In the text on Iraq and oil, how did the existence of the US-UK Energy Dialogue become known?

Study text =>
------------------------------------------------------------
As I reveal in The Last Oil Shock, the CIA was also well aware of Iraq’s unique value, having secretly paid for new maps of its petroleum geology to be drawn as early as 1998. Cheney also knew, fretting publicly about global oil depletion at a speech in London the following year, where he noted that “the Middle East with two thirds of the world’s oil and lowest cost is still where the prize ultimately lies”. Blair too had reason to be anxious about oil: British North Sea output had peaked in 1999 – and has been falling ever since – while the petrol protests of 2000 had made the importance of maintaining the fuel supply excruciatingly obvious.
The British government has never conducted its own assessment of when global oil production will peak, at least not one it has made public, and despite being urged to as part of its 2006 Energy Review. But it is significant that two of Blair’s closest advisors believe the event will happen by around 2015. In a speech last year Sir David Manning – Blair’s chief foreign policy advisor in the run-up to Iraq – noted the growing consensus that the peak would come at “some point between 2010 and 2020”, while chief scientific advisor Sir David King told me emphatically in 2005, “ten years or less”. So while the government refuses to engage with peak oil publicly, the idea has clearly penetrated policymaking at the highest levels.
Britain and America’s shared energy fears were secretly formalised during the planning for Iraq. It is widely accepted that Blair’s commitment to support the attack dates back to his summit with Bush at Crawford in April 2002. The Times headline was typical that weekend: Iraq Action Is Delayed But ‘Certain’. What is less well known is that at the same summit Blair proposed and Bush agreed to set up the US-UK Energy Dialogue, a permanent diplomatic liason dedicated to “energy security and diversity”. No announcement was made, and the Dialogue’s existence was only later exposed through a US Freedom of Information enquiry.
------------------------------------------------------------
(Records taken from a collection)
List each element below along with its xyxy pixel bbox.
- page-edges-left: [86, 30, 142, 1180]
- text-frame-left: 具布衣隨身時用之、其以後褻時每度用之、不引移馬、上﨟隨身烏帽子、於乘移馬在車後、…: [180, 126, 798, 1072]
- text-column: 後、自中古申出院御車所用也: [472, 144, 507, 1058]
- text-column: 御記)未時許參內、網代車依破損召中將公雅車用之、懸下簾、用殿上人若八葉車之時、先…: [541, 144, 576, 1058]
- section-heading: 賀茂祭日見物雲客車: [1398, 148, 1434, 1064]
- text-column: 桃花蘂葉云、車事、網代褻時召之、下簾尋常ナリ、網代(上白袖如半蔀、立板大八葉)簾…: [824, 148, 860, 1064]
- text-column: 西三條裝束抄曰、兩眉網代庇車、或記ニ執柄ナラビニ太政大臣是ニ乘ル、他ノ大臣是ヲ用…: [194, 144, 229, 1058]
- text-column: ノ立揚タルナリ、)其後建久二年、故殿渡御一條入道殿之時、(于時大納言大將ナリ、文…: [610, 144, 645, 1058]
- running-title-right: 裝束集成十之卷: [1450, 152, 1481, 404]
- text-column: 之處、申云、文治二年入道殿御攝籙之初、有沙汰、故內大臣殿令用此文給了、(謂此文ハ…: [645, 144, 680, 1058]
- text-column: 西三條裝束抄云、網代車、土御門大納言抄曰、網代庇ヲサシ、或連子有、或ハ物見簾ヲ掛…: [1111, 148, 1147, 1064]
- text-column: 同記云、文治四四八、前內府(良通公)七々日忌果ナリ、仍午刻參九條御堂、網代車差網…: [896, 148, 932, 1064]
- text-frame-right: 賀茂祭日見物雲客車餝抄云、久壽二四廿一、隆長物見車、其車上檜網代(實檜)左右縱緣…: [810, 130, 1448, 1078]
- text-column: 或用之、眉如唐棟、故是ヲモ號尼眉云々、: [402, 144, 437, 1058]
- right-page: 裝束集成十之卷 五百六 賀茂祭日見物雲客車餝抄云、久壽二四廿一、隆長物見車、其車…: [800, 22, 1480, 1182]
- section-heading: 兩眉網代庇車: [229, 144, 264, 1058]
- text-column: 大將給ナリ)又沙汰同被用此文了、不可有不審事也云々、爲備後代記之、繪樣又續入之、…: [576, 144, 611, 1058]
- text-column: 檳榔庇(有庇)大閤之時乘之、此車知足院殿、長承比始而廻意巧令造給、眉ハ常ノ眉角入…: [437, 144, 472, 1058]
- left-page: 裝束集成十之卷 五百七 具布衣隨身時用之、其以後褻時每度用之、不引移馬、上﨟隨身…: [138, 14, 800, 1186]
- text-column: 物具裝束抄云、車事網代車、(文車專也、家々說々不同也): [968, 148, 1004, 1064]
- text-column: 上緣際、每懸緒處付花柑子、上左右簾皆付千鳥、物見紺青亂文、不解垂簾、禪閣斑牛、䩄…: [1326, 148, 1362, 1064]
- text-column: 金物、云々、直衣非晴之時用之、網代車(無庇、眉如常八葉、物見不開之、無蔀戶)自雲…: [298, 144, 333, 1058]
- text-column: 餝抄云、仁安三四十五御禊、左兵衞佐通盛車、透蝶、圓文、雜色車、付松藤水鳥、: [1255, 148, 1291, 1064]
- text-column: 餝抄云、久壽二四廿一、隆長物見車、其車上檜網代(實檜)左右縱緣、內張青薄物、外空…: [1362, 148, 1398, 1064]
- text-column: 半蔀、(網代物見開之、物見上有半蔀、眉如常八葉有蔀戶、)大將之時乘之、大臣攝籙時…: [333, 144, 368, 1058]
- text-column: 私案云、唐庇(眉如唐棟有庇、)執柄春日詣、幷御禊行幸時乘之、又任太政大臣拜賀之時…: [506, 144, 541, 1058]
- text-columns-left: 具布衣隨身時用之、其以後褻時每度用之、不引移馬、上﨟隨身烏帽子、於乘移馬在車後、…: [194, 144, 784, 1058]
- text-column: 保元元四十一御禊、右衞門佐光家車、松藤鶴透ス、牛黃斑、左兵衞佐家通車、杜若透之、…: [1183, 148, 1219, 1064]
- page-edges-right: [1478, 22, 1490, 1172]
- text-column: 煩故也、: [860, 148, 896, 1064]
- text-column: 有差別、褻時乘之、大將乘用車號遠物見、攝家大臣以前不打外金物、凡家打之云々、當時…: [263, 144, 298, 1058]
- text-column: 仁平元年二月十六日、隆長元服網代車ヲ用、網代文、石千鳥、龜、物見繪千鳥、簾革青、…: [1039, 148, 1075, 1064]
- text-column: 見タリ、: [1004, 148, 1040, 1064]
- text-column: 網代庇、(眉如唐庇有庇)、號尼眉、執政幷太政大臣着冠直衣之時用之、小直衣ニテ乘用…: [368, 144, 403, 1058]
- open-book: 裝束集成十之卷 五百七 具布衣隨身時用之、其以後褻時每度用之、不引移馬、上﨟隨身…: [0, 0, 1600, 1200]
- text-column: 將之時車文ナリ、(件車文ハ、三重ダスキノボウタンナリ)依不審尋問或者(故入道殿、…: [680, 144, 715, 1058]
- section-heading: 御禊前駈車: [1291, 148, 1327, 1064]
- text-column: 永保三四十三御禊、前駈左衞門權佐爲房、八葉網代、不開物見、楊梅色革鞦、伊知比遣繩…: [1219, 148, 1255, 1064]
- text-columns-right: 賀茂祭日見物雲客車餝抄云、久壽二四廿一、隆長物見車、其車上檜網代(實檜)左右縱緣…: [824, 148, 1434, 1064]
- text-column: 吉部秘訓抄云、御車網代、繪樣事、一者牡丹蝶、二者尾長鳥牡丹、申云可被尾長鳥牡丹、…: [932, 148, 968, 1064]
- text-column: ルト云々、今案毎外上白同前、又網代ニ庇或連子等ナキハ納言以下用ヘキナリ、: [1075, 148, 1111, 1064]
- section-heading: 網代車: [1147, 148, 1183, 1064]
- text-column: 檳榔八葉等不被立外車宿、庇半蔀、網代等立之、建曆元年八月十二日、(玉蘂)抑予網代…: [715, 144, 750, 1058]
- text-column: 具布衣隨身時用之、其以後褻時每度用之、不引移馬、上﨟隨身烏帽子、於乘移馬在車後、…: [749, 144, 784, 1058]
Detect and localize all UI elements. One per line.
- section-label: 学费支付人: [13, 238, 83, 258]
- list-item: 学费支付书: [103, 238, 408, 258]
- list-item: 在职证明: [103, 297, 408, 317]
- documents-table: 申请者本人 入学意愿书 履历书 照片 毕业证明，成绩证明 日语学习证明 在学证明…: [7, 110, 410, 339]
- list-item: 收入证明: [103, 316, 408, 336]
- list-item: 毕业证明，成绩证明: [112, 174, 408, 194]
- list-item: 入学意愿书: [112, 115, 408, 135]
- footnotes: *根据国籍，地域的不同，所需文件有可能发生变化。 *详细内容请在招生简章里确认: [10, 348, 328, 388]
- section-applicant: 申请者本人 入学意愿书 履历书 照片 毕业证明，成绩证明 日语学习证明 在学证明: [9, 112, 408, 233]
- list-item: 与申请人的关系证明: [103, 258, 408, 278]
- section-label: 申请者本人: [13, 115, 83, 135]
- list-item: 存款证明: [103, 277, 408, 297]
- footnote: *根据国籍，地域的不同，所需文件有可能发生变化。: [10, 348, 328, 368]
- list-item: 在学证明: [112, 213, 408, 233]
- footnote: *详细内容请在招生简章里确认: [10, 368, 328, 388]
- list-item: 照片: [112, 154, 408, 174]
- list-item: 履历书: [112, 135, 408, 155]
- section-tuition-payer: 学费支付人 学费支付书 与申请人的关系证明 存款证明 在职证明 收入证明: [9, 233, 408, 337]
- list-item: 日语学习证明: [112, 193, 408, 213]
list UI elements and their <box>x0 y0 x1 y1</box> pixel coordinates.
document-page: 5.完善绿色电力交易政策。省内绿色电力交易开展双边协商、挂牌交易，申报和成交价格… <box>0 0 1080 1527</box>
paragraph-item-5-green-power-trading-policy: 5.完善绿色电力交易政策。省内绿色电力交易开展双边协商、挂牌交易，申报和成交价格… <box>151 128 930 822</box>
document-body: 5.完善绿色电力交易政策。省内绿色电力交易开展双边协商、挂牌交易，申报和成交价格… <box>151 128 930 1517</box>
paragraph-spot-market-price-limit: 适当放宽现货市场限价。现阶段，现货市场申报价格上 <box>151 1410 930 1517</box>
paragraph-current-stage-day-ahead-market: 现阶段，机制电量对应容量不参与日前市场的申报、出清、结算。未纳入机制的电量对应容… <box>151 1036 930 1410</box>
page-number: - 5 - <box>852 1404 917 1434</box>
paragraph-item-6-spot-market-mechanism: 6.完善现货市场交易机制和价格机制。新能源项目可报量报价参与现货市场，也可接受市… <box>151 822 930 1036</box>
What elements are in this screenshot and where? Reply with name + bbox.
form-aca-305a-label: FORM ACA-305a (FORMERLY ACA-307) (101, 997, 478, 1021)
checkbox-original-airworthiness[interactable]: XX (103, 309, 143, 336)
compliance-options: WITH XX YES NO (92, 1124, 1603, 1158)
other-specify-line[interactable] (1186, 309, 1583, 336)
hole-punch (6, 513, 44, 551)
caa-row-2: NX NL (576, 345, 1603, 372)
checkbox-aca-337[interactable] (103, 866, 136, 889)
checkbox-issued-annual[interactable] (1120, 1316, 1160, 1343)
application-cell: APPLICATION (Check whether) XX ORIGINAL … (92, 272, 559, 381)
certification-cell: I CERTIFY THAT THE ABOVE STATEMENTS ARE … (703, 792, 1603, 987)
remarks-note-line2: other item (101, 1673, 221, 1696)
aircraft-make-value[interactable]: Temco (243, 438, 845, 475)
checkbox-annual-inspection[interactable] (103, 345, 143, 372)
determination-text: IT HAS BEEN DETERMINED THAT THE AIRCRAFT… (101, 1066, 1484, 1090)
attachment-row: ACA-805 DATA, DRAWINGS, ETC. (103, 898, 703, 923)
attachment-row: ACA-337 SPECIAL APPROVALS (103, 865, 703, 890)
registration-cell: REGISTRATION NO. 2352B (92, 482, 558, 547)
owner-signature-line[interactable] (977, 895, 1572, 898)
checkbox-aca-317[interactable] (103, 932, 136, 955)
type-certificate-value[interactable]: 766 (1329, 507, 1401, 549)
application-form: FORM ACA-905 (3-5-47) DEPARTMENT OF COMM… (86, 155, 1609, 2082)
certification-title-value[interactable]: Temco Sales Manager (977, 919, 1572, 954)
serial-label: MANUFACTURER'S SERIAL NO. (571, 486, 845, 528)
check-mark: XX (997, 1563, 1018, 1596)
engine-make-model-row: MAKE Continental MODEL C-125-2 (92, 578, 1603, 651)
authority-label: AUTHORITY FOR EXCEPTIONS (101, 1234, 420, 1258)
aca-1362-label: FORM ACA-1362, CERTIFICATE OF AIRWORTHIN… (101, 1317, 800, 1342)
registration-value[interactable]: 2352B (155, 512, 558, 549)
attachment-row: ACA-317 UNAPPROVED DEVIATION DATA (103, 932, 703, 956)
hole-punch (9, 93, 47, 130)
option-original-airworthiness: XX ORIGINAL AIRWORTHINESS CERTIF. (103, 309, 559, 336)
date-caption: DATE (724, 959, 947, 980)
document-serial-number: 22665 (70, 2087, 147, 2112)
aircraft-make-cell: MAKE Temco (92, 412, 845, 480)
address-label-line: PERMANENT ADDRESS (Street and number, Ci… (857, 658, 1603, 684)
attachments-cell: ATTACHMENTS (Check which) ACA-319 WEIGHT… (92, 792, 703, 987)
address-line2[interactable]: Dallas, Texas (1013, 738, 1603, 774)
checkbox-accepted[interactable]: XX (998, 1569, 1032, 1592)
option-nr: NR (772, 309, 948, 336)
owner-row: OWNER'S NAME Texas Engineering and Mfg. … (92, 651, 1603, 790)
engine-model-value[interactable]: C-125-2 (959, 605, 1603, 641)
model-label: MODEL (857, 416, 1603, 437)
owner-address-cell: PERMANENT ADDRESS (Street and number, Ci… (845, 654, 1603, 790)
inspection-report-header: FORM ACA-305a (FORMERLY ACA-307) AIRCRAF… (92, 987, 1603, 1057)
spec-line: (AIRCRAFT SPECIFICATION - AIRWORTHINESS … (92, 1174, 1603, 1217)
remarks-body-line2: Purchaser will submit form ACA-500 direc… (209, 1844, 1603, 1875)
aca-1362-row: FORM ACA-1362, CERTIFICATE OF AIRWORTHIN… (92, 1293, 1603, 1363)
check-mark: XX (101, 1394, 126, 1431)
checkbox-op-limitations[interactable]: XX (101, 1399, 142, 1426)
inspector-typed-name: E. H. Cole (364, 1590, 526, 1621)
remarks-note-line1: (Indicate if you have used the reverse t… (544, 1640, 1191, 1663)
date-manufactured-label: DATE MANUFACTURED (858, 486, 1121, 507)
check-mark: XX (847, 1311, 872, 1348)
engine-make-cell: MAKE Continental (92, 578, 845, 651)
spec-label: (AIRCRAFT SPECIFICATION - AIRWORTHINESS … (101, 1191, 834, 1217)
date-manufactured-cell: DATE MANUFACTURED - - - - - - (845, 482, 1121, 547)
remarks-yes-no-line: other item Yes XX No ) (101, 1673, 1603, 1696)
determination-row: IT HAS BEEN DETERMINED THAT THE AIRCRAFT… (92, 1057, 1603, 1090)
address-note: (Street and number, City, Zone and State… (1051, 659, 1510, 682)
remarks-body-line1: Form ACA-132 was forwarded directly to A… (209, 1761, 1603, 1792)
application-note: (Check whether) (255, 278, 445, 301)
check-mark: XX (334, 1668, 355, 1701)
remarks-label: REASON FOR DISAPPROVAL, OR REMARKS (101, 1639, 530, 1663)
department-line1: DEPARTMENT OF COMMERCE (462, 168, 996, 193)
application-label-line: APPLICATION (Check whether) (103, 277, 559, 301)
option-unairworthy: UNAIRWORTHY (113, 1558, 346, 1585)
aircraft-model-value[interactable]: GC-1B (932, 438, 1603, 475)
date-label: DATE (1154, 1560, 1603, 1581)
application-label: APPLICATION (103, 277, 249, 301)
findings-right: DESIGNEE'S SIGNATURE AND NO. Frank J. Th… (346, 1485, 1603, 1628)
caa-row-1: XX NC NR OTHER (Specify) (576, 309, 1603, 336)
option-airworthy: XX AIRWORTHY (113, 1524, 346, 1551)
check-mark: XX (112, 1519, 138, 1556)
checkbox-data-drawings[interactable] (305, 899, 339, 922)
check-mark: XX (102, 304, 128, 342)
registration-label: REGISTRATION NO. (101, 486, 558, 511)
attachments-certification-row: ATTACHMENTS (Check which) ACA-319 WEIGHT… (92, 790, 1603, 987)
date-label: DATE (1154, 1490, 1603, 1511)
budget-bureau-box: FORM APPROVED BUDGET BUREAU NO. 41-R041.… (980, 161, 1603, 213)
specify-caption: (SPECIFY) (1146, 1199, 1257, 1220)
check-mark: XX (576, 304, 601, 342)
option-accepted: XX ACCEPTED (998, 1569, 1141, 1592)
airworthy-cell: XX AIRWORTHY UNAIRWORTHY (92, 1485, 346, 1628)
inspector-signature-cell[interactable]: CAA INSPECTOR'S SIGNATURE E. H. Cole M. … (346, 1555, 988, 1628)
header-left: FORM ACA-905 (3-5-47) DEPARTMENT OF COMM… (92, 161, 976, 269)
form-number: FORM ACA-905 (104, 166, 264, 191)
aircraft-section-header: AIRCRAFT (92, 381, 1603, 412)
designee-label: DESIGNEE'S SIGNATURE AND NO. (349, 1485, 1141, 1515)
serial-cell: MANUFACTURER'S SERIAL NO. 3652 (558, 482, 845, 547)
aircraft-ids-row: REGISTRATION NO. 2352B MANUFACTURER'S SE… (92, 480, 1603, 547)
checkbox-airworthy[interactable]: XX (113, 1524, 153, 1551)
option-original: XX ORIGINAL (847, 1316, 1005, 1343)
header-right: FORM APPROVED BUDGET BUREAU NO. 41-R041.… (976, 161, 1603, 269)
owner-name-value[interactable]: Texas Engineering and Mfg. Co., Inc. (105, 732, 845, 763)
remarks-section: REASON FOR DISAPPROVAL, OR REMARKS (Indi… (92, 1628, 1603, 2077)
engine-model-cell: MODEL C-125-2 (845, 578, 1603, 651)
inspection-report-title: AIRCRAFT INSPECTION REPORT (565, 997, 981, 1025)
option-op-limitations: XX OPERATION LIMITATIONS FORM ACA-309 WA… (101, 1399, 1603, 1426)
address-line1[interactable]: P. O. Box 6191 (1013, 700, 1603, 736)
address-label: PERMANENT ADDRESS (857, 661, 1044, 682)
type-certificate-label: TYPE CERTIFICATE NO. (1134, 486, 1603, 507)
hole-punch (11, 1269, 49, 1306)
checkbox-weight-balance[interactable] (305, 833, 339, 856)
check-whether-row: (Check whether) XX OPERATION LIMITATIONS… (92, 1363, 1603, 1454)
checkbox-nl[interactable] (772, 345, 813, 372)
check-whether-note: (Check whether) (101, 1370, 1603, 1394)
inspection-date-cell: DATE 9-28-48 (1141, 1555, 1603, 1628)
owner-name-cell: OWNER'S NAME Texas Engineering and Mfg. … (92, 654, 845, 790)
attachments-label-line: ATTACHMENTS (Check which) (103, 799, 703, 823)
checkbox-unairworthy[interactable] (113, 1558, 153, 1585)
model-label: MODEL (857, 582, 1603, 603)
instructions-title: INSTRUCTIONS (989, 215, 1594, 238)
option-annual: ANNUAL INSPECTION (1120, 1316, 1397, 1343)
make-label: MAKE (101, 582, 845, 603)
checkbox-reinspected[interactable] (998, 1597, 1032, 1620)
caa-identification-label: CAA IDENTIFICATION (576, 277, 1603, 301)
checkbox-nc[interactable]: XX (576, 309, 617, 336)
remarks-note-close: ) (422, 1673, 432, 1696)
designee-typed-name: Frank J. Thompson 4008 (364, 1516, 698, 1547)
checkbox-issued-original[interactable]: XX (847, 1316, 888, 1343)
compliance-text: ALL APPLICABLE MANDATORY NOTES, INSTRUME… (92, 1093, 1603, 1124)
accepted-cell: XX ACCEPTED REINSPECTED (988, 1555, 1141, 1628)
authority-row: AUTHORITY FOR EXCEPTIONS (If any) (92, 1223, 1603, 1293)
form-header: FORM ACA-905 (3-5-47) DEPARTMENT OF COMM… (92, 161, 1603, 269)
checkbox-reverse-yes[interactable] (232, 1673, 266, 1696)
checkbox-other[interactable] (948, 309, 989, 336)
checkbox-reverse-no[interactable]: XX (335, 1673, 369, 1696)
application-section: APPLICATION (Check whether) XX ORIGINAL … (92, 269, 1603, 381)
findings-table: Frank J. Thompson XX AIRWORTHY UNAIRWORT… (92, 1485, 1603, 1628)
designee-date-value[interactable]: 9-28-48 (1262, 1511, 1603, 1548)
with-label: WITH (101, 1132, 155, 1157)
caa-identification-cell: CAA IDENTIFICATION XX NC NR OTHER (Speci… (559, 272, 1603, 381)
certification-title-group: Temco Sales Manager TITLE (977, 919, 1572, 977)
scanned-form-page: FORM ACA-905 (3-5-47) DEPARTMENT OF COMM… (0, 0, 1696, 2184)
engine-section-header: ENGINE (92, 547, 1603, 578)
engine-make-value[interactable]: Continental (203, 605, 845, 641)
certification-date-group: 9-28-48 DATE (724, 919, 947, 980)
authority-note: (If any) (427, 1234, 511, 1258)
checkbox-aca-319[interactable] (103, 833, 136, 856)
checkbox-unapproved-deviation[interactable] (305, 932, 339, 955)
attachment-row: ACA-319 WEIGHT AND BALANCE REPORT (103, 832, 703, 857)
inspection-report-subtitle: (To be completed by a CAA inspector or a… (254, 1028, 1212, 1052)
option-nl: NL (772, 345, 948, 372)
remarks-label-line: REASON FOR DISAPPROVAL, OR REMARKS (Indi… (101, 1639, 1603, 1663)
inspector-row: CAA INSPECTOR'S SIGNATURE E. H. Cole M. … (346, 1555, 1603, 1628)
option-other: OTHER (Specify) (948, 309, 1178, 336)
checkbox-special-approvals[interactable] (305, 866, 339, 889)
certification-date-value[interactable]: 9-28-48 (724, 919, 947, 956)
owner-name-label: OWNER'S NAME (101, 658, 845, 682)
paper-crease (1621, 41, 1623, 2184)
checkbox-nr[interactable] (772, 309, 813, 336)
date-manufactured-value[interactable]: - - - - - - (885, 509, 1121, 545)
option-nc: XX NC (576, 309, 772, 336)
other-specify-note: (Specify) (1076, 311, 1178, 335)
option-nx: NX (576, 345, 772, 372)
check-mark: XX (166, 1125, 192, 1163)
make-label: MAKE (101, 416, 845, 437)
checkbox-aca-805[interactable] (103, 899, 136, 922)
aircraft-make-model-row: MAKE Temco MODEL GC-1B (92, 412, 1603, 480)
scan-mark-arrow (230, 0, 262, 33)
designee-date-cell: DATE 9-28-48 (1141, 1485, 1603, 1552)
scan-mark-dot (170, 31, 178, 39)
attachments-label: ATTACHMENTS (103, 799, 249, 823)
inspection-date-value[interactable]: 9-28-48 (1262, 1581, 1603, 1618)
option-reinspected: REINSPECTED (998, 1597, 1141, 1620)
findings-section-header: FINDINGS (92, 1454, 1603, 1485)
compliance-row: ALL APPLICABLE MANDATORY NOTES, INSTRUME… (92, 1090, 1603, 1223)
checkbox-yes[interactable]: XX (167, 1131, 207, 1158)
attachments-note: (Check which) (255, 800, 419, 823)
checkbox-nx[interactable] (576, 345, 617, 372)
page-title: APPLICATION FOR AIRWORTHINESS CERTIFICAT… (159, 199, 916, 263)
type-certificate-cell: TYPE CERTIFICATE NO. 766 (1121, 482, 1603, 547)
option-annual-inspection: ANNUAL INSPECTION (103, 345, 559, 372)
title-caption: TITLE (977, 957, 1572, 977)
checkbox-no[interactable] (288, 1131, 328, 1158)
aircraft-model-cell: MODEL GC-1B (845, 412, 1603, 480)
------------------------------------------------------------
Finished exercise =>
It was exposed later through a US Freedom of Information enquiry.